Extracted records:
= = = = =

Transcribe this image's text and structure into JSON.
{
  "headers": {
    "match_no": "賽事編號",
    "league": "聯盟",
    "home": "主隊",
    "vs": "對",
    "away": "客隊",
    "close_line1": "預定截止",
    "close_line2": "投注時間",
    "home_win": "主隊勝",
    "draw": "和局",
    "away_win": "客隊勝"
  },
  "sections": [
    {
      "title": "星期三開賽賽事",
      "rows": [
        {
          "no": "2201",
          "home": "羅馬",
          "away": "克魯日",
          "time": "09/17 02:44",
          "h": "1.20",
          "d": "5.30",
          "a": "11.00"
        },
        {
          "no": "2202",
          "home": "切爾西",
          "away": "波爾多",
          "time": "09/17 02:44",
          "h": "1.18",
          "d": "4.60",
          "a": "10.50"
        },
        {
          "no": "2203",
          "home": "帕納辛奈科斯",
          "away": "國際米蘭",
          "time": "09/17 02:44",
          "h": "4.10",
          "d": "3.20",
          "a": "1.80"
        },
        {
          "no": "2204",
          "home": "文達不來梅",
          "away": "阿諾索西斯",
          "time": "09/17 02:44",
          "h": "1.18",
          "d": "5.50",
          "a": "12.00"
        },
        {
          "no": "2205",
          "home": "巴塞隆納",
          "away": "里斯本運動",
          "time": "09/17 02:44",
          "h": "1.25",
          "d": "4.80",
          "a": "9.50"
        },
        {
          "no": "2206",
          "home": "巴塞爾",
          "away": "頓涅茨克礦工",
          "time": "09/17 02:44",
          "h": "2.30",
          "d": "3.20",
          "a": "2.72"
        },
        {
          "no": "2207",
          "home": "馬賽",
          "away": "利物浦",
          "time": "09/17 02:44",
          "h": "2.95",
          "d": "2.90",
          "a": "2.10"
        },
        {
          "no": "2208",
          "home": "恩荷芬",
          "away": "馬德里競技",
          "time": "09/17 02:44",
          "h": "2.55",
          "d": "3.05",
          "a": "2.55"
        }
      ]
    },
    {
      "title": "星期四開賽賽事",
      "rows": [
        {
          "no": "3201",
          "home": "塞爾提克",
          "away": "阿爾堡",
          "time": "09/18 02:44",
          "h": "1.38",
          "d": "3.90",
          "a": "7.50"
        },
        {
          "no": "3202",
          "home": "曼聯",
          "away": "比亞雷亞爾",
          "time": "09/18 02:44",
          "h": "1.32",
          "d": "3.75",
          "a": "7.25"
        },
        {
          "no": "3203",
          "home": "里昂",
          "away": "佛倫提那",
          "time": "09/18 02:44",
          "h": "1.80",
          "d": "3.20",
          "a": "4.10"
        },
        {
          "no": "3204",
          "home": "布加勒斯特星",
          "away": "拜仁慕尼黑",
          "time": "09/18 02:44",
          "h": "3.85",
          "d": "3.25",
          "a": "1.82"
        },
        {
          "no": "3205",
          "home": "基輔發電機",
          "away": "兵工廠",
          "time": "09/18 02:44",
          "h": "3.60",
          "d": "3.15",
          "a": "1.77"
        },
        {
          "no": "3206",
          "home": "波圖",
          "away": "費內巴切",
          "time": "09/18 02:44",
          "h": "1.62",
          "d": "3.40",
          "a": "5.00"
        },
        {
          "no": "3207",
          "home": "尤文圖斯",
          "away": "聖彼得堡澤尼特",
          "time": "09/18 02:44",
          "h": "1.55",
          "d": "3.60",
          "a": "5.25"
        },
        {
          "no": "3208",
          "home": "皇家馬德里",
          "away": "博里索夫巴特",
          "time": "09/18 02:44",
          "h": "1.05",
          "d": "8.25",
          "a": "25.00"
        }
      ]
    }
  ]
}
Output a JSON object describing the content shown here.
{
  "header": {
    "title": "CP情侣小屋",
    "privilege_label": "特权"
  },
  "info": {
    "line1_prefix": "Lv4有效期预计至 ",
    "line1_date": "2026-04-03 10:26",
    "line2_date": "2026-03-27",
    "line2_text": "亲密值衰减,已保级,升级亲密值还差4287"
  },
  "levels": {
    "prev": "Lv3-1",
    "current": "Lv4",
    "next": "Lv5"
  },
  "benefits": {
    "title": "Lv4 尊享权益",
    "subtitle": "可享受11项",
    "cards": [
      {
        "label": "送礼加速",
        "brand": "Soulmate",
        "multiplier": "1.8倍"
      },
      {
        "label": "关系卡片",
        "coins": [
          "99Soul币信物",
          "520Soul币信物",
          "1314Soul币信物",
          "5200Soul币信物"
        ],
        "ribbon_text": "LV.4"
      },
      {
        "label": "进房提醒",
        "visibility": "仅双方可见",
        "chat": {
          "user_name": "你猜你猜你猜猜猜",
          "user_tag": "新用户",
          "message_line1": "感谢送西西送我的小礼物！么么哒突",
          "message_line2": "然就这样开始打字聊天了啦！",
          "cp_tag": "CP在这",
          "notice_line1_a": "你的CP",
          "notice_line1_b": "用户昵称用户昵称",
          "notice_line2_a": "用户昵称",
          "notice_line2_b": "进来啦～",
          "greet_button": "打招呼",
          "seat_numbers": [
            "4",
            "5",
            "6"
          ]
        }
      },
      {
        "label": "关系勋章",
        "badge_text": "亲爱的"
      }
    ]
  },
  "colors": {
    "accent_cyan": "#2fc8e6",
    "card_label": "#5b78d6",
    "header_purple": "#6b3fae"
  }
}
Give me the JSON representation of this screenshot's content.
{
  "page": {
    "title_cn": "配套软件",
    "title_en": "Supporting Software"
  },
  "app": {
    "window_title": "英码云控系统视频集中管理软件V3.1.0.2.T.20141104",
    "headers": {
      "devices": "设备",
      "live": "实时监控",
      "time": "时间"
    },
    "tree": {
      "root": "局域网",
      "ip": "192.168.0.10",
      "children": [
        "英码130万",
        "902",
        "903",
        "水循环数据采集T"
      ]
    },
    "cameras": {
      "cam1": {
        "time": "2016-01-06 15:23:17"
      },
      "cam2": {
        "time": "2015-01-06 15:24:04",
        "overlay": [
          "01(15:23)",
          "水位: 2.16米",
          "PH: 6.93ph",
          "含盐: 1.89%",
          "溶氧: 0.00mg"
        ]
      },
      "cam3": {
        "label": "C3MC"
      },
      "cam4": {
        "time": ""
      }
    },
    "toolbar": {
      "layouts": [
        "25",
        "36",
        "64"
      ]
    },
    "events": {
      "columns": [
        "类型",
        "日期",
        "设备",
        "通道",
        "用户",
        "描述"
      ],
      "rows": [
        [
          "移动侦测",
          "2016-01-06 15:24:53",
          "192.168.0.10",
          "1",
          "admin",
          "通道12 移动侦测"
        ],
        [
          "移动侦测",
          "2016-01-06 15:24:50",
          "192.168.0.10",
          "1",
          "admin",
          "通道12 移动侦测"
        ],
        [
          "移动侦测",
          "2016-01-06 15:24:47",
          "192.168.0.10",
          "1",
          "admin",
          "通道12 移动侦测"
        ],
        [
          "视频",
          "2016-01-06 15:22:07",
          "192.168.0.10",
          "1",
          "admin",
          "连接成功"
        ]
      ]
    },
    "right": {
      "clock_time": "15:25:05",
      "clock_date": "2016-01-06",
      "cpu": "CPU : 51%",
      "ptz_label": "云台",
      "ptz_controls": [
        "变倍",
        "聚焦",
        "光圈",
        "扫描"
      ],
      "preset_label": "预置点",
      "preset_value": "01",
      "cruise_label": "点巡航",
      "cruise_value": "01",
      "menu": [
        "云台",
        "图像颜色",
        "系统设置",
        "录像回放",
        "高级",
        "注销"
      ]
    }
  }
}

= = = = =

Reproduce the material in full, with no word added or dropped.

Transcribe this image's text and structure into JSON.
{
  "headers": {
    "match_no": "賽事編號",
    "league": "聯盟",
    "home": "主隊",
    "vs": "對",
    "away": "客隊",
    "close_line1": "預定截止",
    "close_line2": "投注時間",
    "home_win": "主隊勝",
    "draw": "和局",
    "away_win": "客隊勝"
  },
  "sections": [
    {
      "title": "星期三開賽賽事",
      "rows": [
        {
          "no": "2201",
          "home": "羅馬",
          "away": "克魯日",
          "time": "09/17 02:44",
          "h": "1.20",
          "d": "5.30",
          "a": "11.00"
        },
        {
          "no": "2202",
          "home": "切爾西",
          "away": "波爾多",
          "time": "09/17 02:44",
          "h": "1.18",
          "d": "4.60",
          "a": "10.50"
        },
        {
          "no": "2203",
          "home": "帕納辛奈科斯",
          "away": "國際米蘭",
          "time": "09/17 02:44",
          "h": "4.10",
          "d": "3.20",
          "a": "1.80"
        },
        {
          "no": "2204",
          "home": "文達不來梅",
          "away": "阿諾索西斯",
          "time": "09/17 02:44",
          "h": "1.18",
          "d": "5.50",
          "a": "12.00"
        },
        {
          "no": "2205",
          "home": "巴塞隆納",
          "away": "里斯本運動",
          "time": "09/17 02:44",
          "h": "1.25",
          "d": "4.80",
          "a": "9.50"
        },
        {
          "no": "2206",
          "home": "巴塞爾",
          "away": "頓涅茨克礦工",
          "time": "09/17 02:44",
          "h": "2.30",
          "d": "3.20",
          "a": "2.72"
        },
        {
          "no": "2207",
          "home": "馬賽",
          "away": "利物浦",
          "time": "09/17 02:44",
          "h": "2.95",
          "d": "2.90",
          "a": "2.10"
        },
        {
          "no": "2208",
          "home": "恩荷芬",
          "away": "馬德里競技",
          "time": "09/17 02:44",
          "h": "2.55",
          "d": "3.05",
          "a": "2.55"
        }
      ]
    },
    {
      "title": "星期四開賽賽事",
      "rows": [
        {
          "no": "3201",
          "home": "塞爾提克",
          "away": "阿爾堡",
          "time": "09/18 02:44",
          "h": "1.38",
          "d": "3.90",
          "a": "7.50"
        },
        {
          "no": "3202",
          "home": "曼聯",
          "away": "比亞雷亞爾",
          "time": "09/18 02:44",
          "h": "1.32",
          "d": "3.75",
          "a": "7.25"
        },
        {
          "no": "3203",
          "home": "里昂",
          "away": "佛倫提那",
          "time": "09/18 02:44",
          "h": "1.80",
          "d": "3.20",
          "a": "4.10"
        },
        {
          "no": "3204",
          "home": "布加勒斯特星",
          "away": "拜仁慕尼黑",
          "time": "09/18 02:44",
          "h": "3.85",
          "d": "3.25",
          "a": "1.82"
        },
        {
          "no": "3205",
          "home": "基輔發電機",
          "away": "兵工廠",
          "time": "09/18 02:44",
          "h": "3.60",
          "d": "3.15",
          "a": "1.77"
        },
        {
          "no": "3206",
          "home": "波圖",
          "away": "費內巴切",
          "time": "09/18 02:44",
          "h": "1.62",
          "d": "3.40",
          "a": "5.00"
        },
        {
          "no": "3207",
          "home": "尤文圖斯",
          "away": "聖彼得堡澤尼特",
          "time": "09/18 02:44",
          "h": "1.55",
          "d": "3.60",
          "a": "5.25"
        },
        {
          "no": "3208",
          "home": "皇家馬德里",
          "away": "博里索夫巴特",
          "time": "09/18 02:44",
          "h": "1.05",
          "d": "8.25",
          "a": "25.00"
        }
      ]
    }
  ]
}
Output a JSON object describing the content shown here.
{
  "header": {
    "title": "CP情侣小屋",
    "privilege_label": "特权"
  },
  "info": {
    "line1_prefix": "Lv4有效期预计至 ",
    "line1_date": "2026-04-03 10:26",
    "line2_date": "2026-03-27",
    "line2_text": "亲密值衰减,已保级,升级亲密值还差4287"
  },
  "levels": {
    "prev": "Lv3-1",
    "current": "Lv4",
    "next": "Lv5"
  },
  "benefits": {
    "title": "Lv4 尊享权益",
    "subtitle": "可享受11项",
    "cards": [
      {
        "label": "送礼加速",
        "brand": "Soulmate",
        "multiplier": "1.8倍"
      },
      {
        "label": "关系卡片",
        "coins": [
          "99Soul币信物",
          "520Soul币信物",
          "1314Soul币信物",
          "5200Soul币信物"
        ],
        "ribbon_text": "LV.4"
      },
      {
        "label": "进房提醒",
        "visibility": "仅双方可见",
        "chat": {
          "user_name": "你猜你猜你猜猜猜",
          "user_tag": "新用户",
          "message_line1": "感谢送西西送我的小礼物！么么哒突",
          "message_line2": "然就这样开始打字聊天了啦！",
          "cp_tag": "CP在这",
          "notice_line1_a": "你的CP",
          "notice_line1_b": "用户昵称用户昵称",
          "notice_line2_a": "用户昵称",
          "notice_line2_b": "进来啦～",
          "greet_button": "打招呼",
          "seat_numbers": [
            "4",
            "5",
            "6"
          ]
        }
      },
      {
        "label": "关系勋章",
        "badge_text": "亲爱的"
      }
    ]
  },
  "colors": {
    "accent_cyan": "#2fc8e6",
    "card_label": "#5b78d6",
    "header_purple": "#6b3fae"
  }
}
Give me the JSON representation of this screenshot's content.
{
  "page": {
    "title_cn": "配套软件",
    "title_en": "Supporting Software"
  },
  "app": {
    "window_title": "英码云控系统视频集中管理软件V3.1.0.2.T.20141104",
    "headers": {
      "devices": "设备",
      "live": "实时监控",
      "time": "时间"
    },
    "tree": {
      "root": "局域网",
      "ip": "192.168.0.10",
      "children": [
        "英码130万",
        "902",
        "903",
        "水循环数据采集T"
      ]
    },
    "cameras": {
      "cam1": {
        "time": "2016-01-06 15:23:17"
      },
      "cam2": {
        "time": "2015-01-06 15:24:04",
        "overlay": [
          "01(15:23)",
          "水位: 2.16米",
          "PH: 6.93ph",
          "含盐: 1.89%",
          "溶氧: 0.00mg"
        ]
      },
      "cam3": {
        "label": "C3MC"
      },
      "cam4": {
        "time": ""
      }
    },
    "toolbar": {
      "layouts": [
        "25",
        "36",
        "64"
      ]
    },
    "events": {
      "columns": [
        "类型",
        "日期",
        "设备",
        "通道",
        "用户",
        "描述"
      ],
      "rows": [
        [
          "移动侦测",
          "2016-01-06 15:24:53",
          "192.168.0.10",
          "1",
          "admin",
          "通道12 移动侦测"
        ],
        [
          "移动侦测",
          "2016-01-06 15:24:50",
          "192.168.0.10",
          "1",
          "admin",
          "通道12 移动侦测"
        ],
        [
          "移动侦测",
          "2016-01-06 15:24:47",
          "192.168.0.10",
          "1",
          "admin",
          "通道12 移动侦测"
        ],
        [
          "视频",
          "2016-01-06 15:22:07",
          "192.168.0.10",
          "1",
          "admin",
          "连接成功"
        ]
      ]
    },
    "right": {
      "clock_time": "15:25:05",
      "clock_date": "2016-01-06",
      "cpu": "CPU : 51%",
      "ptz_label": "云台",
      "ptz_controls": [
        "变倍",
        "聚焦",
        "光圈",
        "扫描"
      ],
      "preset_label": "预置点",
      "preset_value": "01",
      "cruise_label": "点巡航",
      "cruise_value": "01",
      "menu": [
        "云台",
        "图像颜色",
        "系统设置",
        "录像回放",
        "高级",
        "注销"
      ]
    }
  }
}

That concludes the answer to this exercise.